#### [Exercise aim]
Copy every line of the listing below word for word, leaving out the pictures.

── Data for this task ──

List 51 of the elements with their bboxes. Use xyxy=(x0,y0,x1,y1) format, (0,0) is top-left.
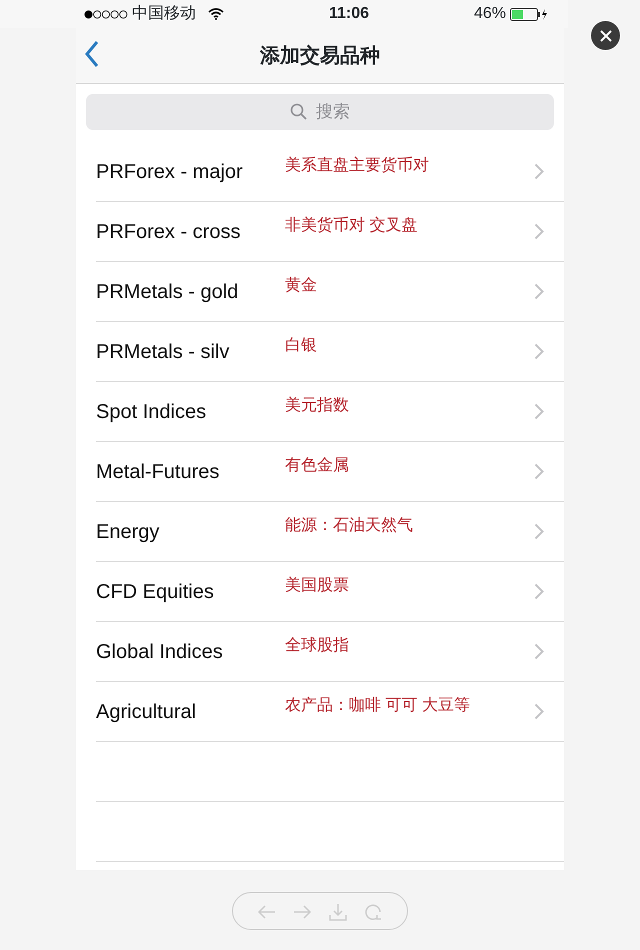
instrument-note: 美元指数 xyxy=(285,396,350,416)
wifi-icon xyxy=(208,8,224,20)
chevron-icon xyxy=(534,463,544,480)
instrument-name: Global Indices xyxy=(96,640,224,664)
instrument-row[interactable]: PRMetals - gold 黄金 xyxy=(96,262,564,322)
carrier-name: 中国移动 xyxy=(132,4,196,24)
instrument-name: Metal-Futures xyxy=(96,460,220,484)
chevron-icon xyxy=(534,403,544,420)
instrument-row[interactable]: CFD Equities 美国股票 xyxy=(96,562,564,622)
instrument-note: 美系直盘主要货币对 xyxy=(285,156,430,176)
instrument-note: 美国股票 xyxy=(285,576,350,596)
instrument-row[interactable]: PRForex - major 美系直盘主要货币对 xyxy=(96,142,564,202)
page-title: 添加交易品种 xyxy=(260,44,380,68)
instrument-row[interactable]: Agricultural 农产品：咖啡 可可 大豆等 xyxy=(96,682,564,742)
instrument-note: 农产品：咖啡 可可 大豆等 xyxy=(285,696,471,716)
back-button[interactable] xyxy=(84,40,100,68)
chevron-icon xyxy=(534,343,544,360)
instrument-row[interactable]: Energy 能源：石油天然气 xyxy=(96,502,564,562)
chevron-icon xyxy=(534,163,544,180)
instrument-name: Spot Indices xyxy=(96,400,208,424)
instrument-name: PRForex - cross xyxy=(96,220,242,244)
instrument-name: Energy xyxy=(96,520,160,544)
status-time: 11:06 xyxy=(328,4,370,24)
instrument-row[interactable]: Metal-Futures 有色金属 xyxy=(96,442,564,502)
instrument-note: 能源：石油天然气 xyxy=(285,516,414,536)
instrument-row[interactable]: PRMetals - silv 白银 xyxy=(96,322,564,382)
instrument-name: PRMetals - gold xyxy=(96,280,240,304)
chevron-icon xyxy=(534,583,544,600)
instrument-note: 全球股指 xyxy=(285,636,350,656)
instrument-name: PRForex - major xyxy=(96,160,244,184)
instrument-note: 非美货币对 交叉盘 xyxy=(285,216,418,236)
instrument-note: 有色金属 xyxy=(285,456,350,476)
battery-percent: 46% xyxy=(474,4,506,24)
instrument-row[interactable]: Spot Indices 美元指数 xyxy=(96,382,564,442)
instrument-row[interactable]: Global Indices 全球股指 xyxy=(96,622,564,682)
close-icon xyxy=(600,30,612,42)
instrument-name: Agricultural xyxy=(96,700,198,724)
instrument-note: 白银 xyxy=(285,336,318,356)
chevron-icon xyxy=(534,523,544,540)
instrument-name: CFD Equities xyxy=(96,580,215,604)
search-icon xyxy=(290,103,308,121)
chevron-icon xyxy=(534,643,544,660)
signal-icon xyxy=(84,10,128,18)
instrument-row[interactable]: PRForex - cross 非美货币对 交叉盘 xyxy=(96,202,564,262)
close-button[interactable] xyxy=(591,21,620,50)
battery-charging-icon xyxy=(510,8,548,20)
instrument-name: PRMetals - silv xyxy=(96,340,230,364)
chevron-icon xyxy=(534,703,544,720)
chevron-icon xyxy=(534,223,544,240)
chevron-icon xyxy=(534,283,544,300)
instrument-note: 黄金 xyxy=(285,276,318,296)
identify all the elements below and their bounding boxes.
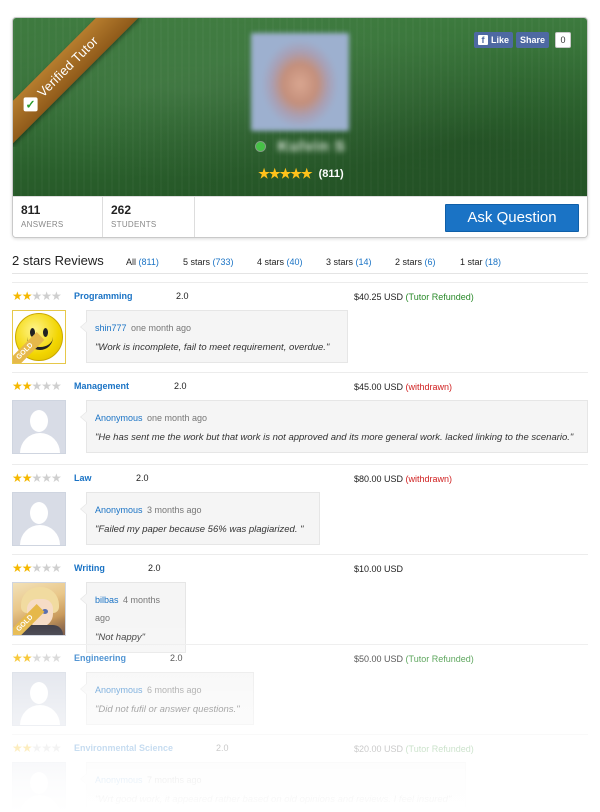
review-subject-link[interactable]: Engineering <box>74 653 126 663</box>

───

#### [Written answer]
List 51 of the elements with their bboxes. Use xyxy=(x0,y0,x1,y1) format, (0,0) is top-left.
instrument-note: 美元指数 xyxy=(285,396,350,416)
wifi-icon xyxy=(208,8,224,20)
chevron-icon xyxy=(534,463,544,480)
instrument-name: Global Indices xyxy=(96,640,224,664)
instrument-row[interactable]: PRMetals - gold 黄金 xyxy=(96,262,564,322)
carrier-name: 中国移动 xyxy=(132,4,196,24)
instrument-name: Metal-Futures xyxy=(96,460,220,484)
chevron-icon xyxy=(534,403,544,420)
instrument-row[interactable]: CFD Equities 美国股票 xyxy=(96,562,564,622)
instrument-note: 美系直盘主要货币对 xyxy=(285,156,430,176)
instrument-note: 美国股票 xyxy=(285,576,350,596)
instrument-row[interactable]: PRForex - major 美系直盘主要货币对 xyxy=(96,142,564,202)
page-title: 添加交易品种 xyxy=(260,44,380,68)
instrument-row[interactable]: Agricultural 农产品：咖啡 可可 大豆等 xyxy=(96,682,564,742)
instrument-note: 农产品：咖啡 可可 大豆等 xyxy=(285,696,471,716)
back-button[interactable] xyxy=(84,40,100,68)
chevron-icon xyxy=(534,343,544,360)
instrument-row[interactable]: Energy 能源：石油天然气 xyxy=(96,502,564,562)
chevron-icon xyxy=(534,163,544,180)
instrument-name: Spot Indices xyxy=(96,400,208,424)
instrument-name: PRForex - cross xyxy=(96,220,242,244)
instrument-name: Energy xyxy=(96,520,160,544)
status-time: 11:06 xyxy=(328,4,370,24)
instrument-row[interactable]: Metal-Futures 有色金属 xyxy=(96,442,564,502)
instrument-note: 能源：石油天然气 xyxy=(285,516,414,536)
instrument-row[interactable]: PRMetals - silv 白银 xyxy=(96,322,564,382)
instrument-name: PRMetals - gold xyxy=(96,280,240,304)
chevron-icon xyxy=(534,583,544,600)
instrument-note: 全球股指 xyxy=(285,636,350,656)
instrument-name: PRForex - major xyxy=(96,160,244,184)
instrument-note: 非美货币对 交叉盘 xyxy=(285,216,418,236)
instrument-note: 有色金属 xyxy=(285,456,350,476)
battery-percent: 46% xyxy=(474,4,506,24)
instrument-row[interactable]: Spot Indices 美元指数 xyxy=(96,382,564,442)
instrument-row[interactable]: Global Indices 全球股指 xyxy=(96,622,564,682)
close-icon xyxy=(600,30,612,42)
instrument-name: Agricultural xyxy=(96,700,198,724)
instrument-note: 白银 xyxy=(285,336,318,356)
chevron-icon xyxy=(534,523,544,540)
instrument-name: CFD Equities xyxy=(96,580,215,604)
search-icon xyxy=(290,103,308,121)
chevron-icon xyxy=(534,643,544,660)
signal-icon xyxy=(84,10,128,18)
instrument-row[interactable]: PRForex - cross 非美货币对 交叉盘 xyxy=(96,202,564,262)
close-button[interactable] xyxy=(591,21,620,50)
battery-charging-icon xyxy=(510,8,548,20)
instrument-name: PRMetals - silv xyxy=(96,340,230,364)
chevron-icon xyxy=(534,703,544,720)
chevron-icon xyxy=(534,223,544,240)
chevron-icon xyxy=(534,283,544,300)
instrument-note: 黄金 xyxy=(285,276,318,296)
identify all the elements below and their bounding boxes.
review-subject-link[interactable]: Engineering <box>74 653 126 663</box>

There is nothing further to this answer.